/---

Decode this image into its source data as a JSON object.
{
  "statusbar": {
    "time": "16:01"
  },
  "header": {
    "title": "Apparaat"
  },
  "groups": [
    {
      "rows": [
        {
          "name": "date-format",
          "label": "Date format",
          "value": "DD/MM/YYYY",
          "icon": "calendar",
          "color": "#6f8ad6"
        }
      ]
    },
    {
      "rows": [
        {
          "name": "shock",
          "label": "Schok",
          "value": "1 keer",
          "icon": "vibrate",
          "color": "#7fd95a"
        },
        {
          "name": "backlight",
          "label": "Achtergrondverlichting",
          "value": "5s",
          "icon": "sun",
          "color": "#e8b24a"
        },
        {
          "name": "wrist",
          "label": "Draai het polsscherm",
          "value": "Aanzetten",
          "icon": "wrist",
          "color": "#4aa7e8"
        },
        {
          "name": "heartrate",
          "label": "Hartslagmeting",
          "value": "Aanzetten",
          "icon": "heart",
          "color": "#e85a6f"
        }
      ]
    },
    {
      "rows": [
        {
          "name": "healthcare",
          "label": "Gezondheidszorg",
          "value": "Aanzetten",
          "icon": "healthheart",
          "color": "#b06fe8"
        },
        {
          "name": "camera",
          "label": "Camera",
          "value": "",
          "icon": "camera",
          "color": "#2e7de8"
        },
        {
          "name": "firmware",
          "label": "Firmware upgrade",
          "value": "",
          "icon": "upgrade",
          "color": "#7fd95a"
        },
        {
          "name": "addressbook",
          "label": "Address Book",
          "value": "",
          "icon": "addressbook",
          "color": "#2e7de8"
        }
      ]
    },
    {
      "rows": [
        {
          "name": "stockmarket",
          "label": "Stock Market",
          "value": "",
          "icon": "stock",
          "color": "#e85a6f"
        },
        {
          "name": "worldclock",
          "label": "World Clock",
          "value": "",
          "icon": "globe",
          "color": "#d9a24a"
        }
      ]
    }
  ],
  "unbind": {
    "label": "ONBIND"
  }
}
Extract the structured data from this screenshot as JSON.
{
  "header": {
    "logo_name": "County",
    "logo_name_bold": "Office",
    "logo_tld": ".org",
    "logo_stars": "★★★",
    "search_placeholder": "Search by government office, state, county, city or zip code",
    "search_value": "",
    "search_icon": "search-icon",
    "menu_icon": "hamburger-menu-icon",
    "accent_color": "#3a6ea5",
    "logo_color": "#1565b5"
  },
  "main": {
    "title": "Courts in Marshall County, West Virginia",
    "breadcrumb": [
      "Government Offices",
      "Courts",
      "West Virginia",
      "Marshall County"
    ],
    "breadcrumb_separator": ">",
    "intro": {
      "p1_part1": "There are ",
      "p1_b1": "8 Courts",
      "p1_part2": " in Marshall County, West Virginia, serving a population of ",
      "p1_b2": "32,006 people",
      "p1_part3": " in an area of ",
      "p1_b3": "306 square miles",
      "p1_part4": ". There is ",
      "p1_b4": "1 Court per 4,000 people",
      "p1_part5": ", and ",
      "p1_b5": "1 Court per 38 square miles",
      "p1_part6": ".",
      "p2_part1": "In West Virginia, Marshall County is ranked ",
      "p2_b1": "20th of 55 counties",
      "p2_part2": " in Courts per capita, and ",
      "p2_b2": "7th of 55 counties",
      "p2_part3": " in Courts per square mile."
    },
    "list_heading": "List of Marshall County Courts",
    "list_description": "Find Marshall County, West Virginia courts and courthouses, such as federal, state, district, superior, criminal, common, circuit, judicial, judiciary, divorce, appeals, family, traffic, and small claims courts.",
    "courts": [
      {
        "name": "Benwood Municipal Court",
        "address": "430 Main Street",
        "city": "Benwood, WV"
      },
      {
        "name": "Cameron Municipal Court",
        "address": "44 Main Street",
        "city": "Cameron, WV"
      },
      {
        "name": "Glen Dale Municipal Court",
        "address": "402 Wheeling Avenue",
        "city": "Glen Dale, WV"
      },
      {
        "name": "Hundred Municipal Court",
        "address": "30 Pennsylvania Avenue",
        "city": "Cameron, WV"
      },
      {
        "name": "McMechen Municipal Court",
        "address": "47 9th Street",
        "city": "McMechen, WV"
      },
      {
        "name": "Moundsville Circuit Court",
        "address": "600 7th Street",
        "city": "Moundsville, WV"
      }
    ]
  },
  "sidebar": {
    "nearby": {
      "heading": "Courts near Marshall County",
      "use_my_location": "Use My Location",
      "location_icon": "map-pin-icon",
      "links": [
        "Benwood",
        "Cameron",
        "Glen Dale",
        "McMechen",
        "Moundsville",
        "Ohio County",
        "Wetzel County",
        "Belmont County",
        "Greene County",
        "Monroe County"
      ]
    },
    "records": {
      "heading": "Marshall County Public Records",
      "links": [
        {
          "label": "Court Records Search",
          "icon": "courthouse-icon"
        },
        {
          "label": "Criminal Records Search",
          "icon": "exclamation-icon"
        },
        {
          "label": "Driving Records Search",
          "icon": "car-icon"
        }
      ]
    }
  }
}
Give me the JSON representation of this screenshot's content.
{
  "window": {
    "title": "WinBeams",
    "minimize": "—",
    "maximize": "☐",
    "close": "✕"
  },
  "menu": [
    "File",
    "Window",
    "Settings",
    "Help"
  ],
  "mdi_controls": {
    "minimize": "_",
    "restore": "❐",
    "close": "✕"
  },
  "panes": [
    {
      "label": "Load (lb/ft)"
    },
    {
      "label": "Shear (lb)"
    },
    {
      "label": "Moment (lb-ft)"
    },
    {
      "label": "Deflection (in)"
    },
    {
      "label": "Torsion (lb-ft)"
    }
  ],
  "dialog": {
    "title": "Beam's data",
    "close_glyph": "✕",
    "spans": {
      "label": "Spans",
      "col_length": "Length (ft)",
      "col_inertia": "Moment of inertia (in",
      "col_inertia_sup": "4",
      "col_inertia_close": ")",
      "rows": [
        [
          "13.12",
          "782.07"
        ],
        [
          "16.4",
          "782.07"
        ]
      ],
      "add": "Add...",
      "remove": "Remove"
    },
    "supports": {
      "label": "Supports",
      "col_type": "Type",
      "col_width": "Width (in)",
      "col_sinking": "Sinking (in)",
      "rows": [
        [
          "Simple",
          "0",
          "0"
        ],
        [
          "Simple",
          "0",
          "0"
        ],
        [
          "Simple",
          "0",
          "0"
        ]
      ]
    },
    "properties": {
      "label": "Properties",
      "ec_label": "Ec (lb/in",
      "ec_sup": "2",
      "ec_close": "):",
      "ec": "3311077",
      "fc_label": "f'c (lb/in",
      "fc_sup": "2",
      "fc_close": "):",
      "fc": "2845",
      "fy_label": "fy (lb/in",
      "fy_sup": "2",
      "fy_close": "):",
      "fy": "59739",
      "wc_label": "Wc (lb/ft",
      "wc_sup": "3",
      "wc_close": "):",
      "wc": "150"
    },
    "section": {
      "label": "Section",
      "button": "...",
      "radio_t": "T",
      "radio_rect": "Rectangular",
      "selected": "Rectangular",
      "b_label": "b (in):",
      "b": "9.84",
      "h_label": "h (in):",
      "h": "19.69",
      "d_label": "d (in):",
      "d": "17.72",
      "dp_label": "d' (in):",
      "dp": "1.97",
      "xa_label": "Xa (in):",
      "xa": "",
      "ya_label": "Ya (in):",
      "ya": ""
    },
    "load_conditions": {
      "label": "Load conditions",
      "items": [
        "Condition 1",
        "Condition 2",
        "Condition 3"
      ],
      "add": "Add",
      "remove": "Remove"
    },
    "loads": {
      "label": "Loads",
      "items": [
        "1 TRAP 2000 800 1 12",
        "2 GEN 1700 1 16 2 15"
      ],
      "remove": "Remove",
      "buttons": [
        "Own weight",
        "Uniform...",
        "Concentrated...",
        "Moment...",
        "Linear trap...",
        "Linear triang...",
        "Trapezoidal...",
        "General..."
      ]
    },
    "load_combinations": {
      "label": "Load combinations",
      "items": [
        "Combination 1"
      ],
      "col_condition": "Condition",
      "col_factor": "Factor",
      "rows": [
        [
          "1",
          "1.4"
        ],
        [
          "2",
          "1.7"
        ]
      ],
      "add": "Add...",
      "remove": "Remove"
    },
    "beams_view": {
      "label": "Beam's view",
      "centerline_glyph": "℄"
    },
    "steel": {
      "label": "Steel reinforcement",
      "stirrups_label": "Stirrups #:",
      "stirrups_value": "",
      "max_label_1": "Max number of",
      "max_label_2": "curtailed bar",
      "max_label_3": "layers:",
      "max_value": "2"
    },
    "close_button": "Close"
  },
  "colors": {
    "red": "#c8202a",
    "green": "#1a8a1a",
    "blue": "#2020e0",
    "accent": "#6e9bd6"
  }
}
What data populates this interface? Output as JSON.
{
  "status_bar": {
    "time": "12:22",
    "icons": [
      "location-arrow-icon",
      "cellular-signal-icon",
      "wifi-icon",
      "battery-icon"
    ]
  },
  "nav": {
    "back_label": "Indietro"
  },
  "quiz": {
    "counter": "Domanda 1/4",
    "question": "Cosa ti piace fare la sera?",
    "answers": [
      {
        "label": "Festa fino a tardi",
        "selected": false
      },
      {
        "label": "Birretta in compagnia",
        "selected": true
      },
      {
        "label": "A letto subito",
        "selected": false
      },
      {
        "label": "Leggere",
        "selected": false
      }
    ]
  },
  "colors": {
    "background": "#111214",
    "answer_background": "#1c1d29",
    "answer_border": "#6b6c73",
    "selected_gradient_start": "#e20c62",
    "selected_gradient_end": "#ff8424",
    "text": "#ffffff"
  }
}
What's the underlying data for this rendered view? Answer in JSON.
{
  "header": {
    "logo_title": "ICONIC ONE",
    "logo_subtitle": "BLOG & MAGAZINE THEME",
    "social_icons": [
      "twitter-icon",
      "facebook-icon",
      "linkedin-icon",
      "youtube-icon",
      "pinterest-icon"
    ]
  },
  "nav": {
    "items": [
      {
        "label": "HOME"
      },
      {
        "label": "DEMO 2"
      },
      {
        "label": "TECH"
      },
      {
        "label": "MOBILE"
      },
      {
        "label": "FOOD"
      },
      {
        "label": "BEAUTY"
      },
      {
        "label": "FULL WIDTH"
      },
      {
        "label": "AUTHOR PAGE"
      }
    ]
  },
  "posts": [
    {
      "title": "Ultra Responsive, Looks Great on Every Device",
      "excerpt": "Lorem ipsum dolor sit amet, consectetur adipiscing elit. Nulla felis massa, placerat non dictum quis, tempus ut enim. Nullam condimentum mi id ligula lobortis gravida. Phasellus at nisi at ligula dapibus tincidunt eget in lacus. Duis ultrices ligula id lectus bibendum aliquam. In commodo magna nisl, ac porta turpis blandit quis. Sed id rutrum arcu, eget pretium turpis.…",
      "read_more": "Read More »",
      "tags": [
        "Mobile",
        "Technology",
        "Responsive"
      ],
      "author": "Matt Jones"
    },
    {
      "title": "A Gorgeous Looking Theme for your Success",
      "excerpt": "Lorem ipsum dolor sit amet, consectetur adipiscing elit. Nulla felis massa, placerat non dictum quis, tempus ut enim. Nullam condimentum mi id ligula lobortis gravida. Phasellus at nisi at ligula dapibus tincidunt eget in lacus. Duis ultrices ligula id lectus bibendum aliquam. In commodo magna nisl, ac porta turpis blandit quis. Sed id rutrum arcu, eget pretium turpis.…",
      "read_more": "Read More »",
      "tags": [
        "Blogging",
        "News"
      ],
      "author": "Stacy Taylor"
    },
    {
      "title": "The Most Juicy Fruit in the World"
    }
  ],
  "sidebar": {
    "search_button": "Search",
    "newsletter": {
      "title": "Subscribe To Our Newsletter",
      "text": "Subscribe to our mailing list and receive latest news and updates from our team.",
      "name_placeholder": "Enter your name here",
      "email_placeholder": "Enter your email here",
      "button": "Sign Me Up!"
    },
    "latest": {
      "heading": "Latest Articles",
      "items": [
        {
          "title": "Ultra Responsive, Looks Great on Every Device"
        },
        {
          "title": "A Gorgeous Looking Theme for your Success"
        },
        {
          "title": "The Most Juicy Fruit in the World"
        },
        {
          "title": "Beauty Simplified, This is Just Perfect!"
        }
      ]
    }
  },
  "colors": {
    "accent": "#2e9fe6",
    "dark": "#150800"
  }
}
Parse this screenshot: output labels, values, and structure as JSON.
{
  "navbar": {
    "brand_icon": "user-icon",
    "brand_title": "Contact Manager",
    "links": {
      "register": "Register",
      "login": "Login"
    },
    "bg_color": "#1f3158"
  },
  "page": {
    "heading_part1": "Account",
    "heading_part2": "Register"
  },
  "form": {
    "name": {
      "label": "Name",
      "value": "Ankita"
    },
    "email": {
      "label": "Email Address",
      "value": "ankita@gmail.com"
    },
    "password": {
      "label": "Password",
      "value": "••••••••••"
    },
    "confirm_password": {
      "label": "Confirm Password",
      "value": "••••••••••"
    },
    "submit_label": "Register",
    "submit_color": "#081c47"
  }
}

\---

• **Required work**: What is the number of lines above that hold the string "Every"? Answer with that number alone.

• **Exercise output**: 2